(Data extracted from a collection)

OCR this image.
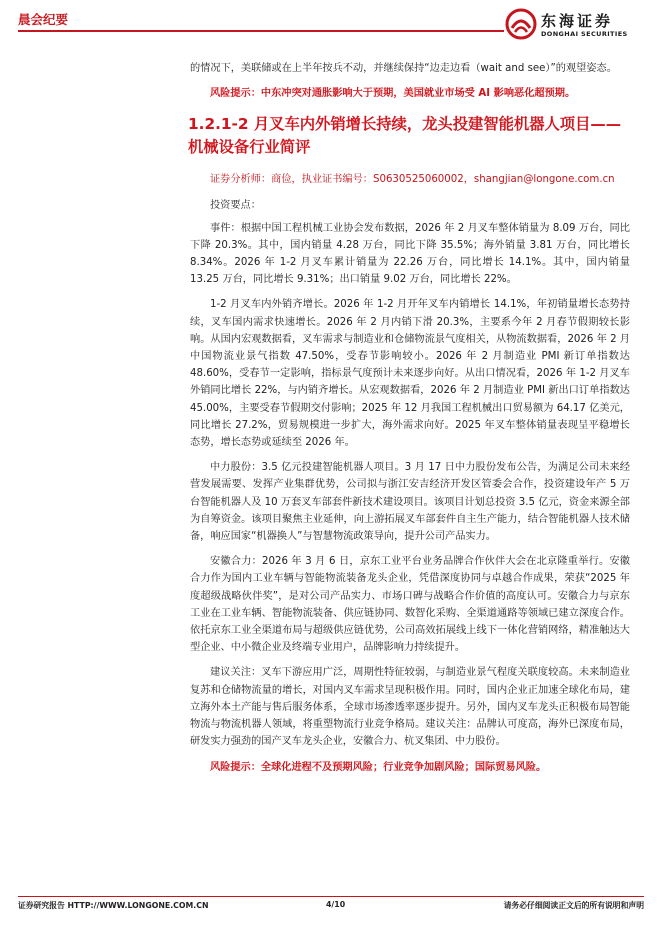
晨会纪要	东海证券
DONGHAI SECURITIES

的情况下，美联储或在上半年按兵不动，并继续保持“边走边看（wait and see）”的观望姿态。

风险提示：中东冲突对通胀影响大于预期，美国就业市场受 AI 影响恶化超预期。

1.2.1-2 月叉车内外销增长持续，龙头投建智能机器人项目——机械设备行业简评

证券分析师：商俭，执业证书编号：S0630525060002，shangjian@longone.com.cn

投资要点：

事件：根据中国工程机械工业协会发布数据，2026 年 2 月叉车整体销量为 8.09 万台，同比下降 20.3%。其中，国内销量 4.28 万台，同比下降 35.5%；海外销量 3.81 万台，同比增长 8.34%。2026 年 1-2 月叉车累计销量为 22.26 万台，同比增长 14.1%。其中，国内销量 13.25 万台，同比增长 9.31%；出口销量 9.02 万台，同比增长 22%。

1-2 月叉车内外销齐增长。2026 年 1-2 月开年叉车内销增长 14.1%，年初销量增长态势持续，叉车国内需求快速增长。2026 年 2 月内销下滑 20.3%，主要系今年 2 月春节假期较长影响。从国内宏观数据看，叉车需求与制造业和仓储物流景气度相关，从物流数据看，2026 年 2 月中国物流业景气指数 47.50%，受春节影响较小。2026 年 2 月制造业 PMI 新订单指数达 48.60%，受春节一定影响，指标景气度预计未来逐步向好。从出口情况看，2026 年 1-2 月叉车外销同比增长 22%，与内销齐增长。从宏观数据看，2026 年 2 月制造业 PMI 新出口订单指数达 45.00%，主要受春节假期交付影响；2025 年 12 月我国工程机械出口贸易额为 64.17 亿美元，同比增长 27.2%，贸易规模进一步扩大，海外需求向好。2025 年叉车整体销量表现呈平稳增长态势，增长态势或延续至 2026 年。

中力股份：3.5 亿元投建智能机器人项目。3 月 17 日中力股份发布公告，为满足公司未来经营发展需要、发挥产业集群优势，公司拟与浙江安吉经济开发区管委会合作，投资建设年产 5 万台智能机器人及 10 万套叉车部套件新技术建设项目。该项目计划总投资 3.5 亿元，资金来源全部为自筹资金。该项目聚焦主业延伸，向上游拓展叉车部套件自主生产能力，结合智能机器人技术储备，响应国家“机器换人”与智慧物流政策导向，提升公司产品实力。

安徽合力：2026 年 3 月 6 日，京东工业平台业务品牌合作伙伴大会在北京隆重举行。安徽合力作为国内工业车辆与智能物流装备龙头企业，凭借深度协同与卓越合作成果，荣获“2025 年度超级战略伙伴奖”，是对公司产品实力、市场口碑与战略合作价值的高度认可。安徽合力与京东工业在工业车辆、智能物流装备、供应链协同、数智化采购、全渠道通路等领域已建立深度合作。依托京东工业全渠道布局与超级供应链优势，公司高效拓展线上线下一体化营销网络，精准触达大型企业、中小微企业及终端专业用户，品牌影响力持续提升。

建议关注：叉车下游应用广泛，周期性特征较弱，与制造业景气程度关联度较高。未来制造业复苏和仓储物流量的增长，对国内叉车需求呈现积极作用。同时，国内企业正加速全球化布局，建立海外本土产能与售后服务体系，全球市场渗透率逐步提升。另外，国内叉车龙头正积极布局智能物流与物流机器人领域，将重塑物流行业竞争格局。建议关注：品牌认可度高，海外已深度布局，研发实力强劲的国产叉车龙头企业，安徽合力、杭叉集团、中力股份。

风险提示：全球化进程不及预期风险；行业竞争加剧风险；国际贸易风险。

证券研究报告 HTTP://WWW.LONGONE.COM.CN	4/10	请务必仔细阅读正文后的所有说明和声明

AIM — Repeat each record exactly as shown above, dropping all images.

PROBLEM SOLUTION —
OCR this image.
晨会纪要	东海证券
DONGHAI SECURITIES

的情况下，美联储或在上半年按兵不动，并继续保持“边走边看（wait and see）”的观望姿态。

风险提示：中东冲突对通胀影响大于预期，美国就业市场受 AI 影响恶化超预期。

1.2.1-2 月叉车内外销增长持续，龙头投建智能机器人项目——机械设备行业简评

证券分析师：商俭，执业证书编号：S0630525060002，shangjian@longone.com.cn

投资要点：

事件：根据中国工程机械工业协会发布数据，2026 年 2 月叉车整体销量为 8.09 万台，同比下降 20.3%。其中，国内销量 4.28 万台，同比下降 35.5%；海外销量 3.81 万台，同比增长 8.34%。2026 年 1-2 月叉车累计销量为 22.26 万台，同比增长 14.1%。其中，国内销量 13.25 万台，同比增长 9.31%；出口销量 9.02 万台，同比增长 22%。

1-2 月叉车内外销齐增长。2026 年 1-2 月开年叉车内销增长 14.1%，年初销量增长态势持续，叉车国内需求快速增长。2026 年 2 月内销下滑 20.3%，主要系今年 2 月春节假期较长影响。从国内宏观数据看，叉车需求与制造业和仓储物流景气度相关，从物流数据看，2026 年 2 月中国物流业景气指数 47.50%，受春节影响较小。2026 年 2 月制造业 PMI 新订单指数达 48.60%，受春节一定影响，指标景气度预计未来逐步向好。从出口情况看，2026 年 1-2 月叉车外销同比增长 22%，与内销齐增长。从宏观数据看，2026 年 2 月制造业 PMI 新出口订单指数达 45.00%，主要受春节假期交付影响；2025 年 12 月我国工程机械出口贸易额为 64.17 亿美元，同比增长 27.2%，贸易规模进一步扩大，海外需求向好。2025 年叉车整体销量表现呈平稳增长态势，增长态势或延续至 2026 年。

中力股份：3.5 亿元投建智能机器人项目。3 月 17 日中力股份发布公告，为满足公司未来经营发展需要、发挥产业集群优势，公司拟与浙江安吉经济开发区管委会合作，投资建设年产 5 万台智能机器人及 10 万套叉车部套件新技术建设项目。该项目计划总投资 3.5 亿元，资金来源全部为自筹资金。该项目聚焦主业延伸，向上游拓展叉车部套件自主生产能力，结合智能机器人技术储备，响应国家“机器换人”与智慧物流政策导向，提升公司产品实力。

安徽合力：2026 年 3 月 6 日，京东工业平台业务品牌合作伙伴大会在北京隆重举行。安徽合力作为国内工业车辆与智能物流装备龙头企业，凭借深度协同与卓越合作成果，荣获“2025 年度超级战略伙伴奖”，是对公司产品实力、市场口碑与战略合作价值的高度认可。安徽合力与京东工业在工业车辆、智能物流装备、供应链协同、数智化采购、全渠道通路等领域已建立深度合作。依托京东工业全渠道布局与超级供应链优势，公司高效拓展线上线下一体化营销网络，精准触达大型企业、中小微企业及终端专业用户，品牌影响力持续提升。

建议关注：叉车下游应用广泛，周期性特征较弱，与制造业景气程度关联度较高。未来制造业复苏和仓储物流量的增长，对国内叉车需求呈现积极作用。同时，国内企业正加速全球化布局，建立海外本土产能与售后服务体系，全球市场渗透率逐步提升。另外，国内叉车龙头正积极布局智能物流与物流机器人领域，将重塑物流行业竞争格局。建议关注：品牌认可度高，海外已深度布局，研发实力强劲的国产叉车龙头企业，安徽合力、杭叉集团、中力股份。

风险提示：全球化进程不及预期风险；行业竞争加剧风险；国际贸易风险。

证券研究报告 HTTP://WWW.LONGONE.COM.CN	4/10	请务必仔细阅读正文后的所有说明和声明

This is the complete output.